## Required work
Copy each line of the records that contains the word "speed".

## Records

## begin

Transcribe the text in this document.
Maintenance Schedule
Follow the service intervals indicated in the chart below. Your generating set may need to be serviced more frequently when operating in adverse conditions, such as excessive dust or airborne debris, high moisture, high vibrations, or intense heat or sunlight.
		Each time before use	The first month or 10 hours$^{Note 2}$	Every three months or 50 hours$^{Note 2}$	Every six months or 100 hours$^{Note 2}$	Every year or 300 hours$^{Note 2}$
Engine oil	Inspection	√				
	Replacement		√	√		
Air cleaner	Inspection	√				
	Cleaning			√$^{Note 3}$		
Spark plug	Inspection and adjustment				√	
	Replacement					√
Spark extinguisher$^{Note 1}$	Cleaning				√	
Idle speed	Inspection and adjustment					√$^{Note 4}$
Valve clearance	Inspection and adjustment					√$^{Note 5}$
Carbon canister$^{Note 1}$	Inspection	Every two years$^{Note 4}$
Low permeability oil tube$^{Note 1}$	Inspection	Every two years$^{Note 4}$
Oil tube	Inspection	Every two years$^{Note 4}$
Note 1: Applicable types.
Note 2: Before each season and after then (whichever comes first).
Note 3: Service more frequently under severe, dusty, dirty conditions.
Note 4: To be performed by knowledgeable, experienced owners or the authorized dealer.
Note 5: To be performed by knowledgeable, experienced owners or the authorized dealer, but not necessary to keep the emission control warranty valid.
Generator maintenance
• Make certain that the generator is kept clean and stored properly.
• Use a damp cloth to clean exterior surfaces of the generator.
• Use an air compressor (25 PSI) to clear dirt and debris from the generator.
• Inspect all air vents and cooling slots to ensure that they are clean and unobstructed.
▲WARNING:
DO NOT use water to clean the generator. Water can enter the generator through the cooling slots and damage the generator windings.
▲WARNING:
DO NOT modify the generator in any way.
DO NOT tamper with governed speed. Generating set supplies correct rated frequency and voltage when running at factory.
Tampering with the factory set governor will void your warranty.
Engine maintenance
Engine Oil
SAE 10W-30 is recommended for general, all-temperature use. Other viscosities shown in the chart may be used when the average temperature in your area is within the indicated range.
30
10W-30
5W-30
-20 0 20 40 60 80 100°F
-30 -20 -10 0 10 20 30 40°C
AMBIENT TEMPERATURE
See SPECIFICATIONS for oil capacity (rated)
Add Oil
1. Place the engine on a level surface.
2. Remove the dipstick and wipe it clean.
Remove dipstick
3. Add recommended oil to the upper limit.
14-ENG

## end
## begin

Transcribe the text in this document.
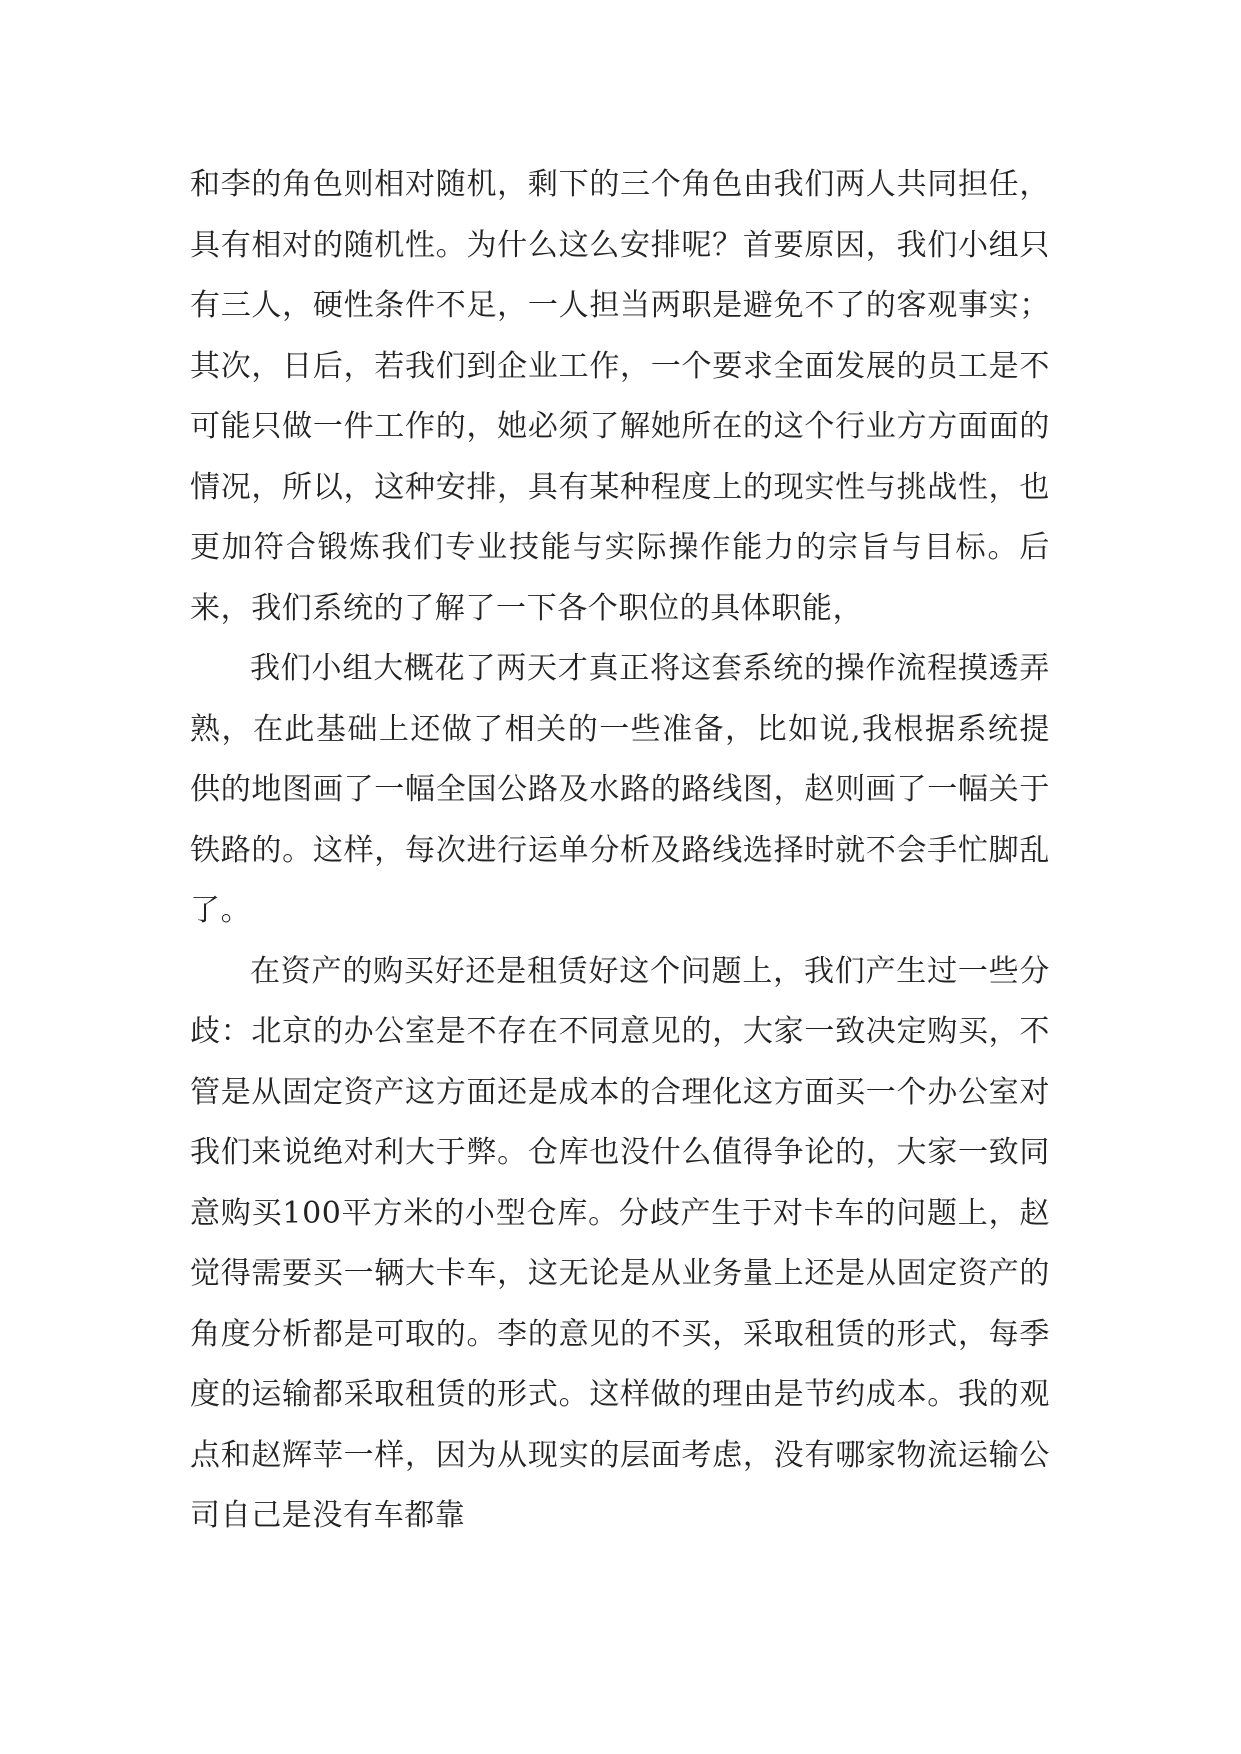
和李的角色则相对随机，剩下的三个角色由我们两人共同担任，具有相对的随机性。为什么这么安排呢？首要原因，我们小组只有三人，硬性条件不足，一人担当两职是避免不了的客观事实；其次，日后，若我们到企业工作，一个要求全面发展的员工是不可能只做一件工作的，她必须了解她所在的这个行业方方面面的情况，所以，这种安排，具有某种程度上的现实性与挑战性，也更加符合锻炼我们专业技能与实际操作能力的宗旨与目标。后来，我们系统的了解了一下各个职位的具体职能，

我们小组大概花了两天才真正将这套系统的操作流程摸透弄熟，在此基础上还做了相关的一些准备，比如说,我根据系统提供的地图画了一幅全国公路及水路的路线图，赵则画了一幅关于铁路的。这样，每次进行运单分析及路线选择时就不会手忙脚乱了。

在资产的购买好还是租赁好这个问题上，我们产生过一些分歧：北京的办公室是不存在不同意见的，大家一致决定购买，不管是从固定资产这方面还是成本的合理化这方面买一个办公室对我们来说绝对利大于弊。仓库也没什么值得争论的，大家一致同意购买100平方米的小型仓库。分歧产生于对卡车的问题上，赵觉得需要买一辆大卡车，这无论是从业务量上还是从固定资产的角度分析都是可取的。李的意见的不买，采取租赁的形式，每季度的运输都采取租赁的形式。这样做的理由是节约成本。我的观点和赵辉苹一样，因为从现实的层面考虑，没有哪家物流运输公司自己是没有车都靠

## end

## Final result
Idle speed	Inspection and adjustment					√$^{Note 4}$
DO NOT tamper with governed speed. Generating set supplies correct rated frequency and voltage when running at factory.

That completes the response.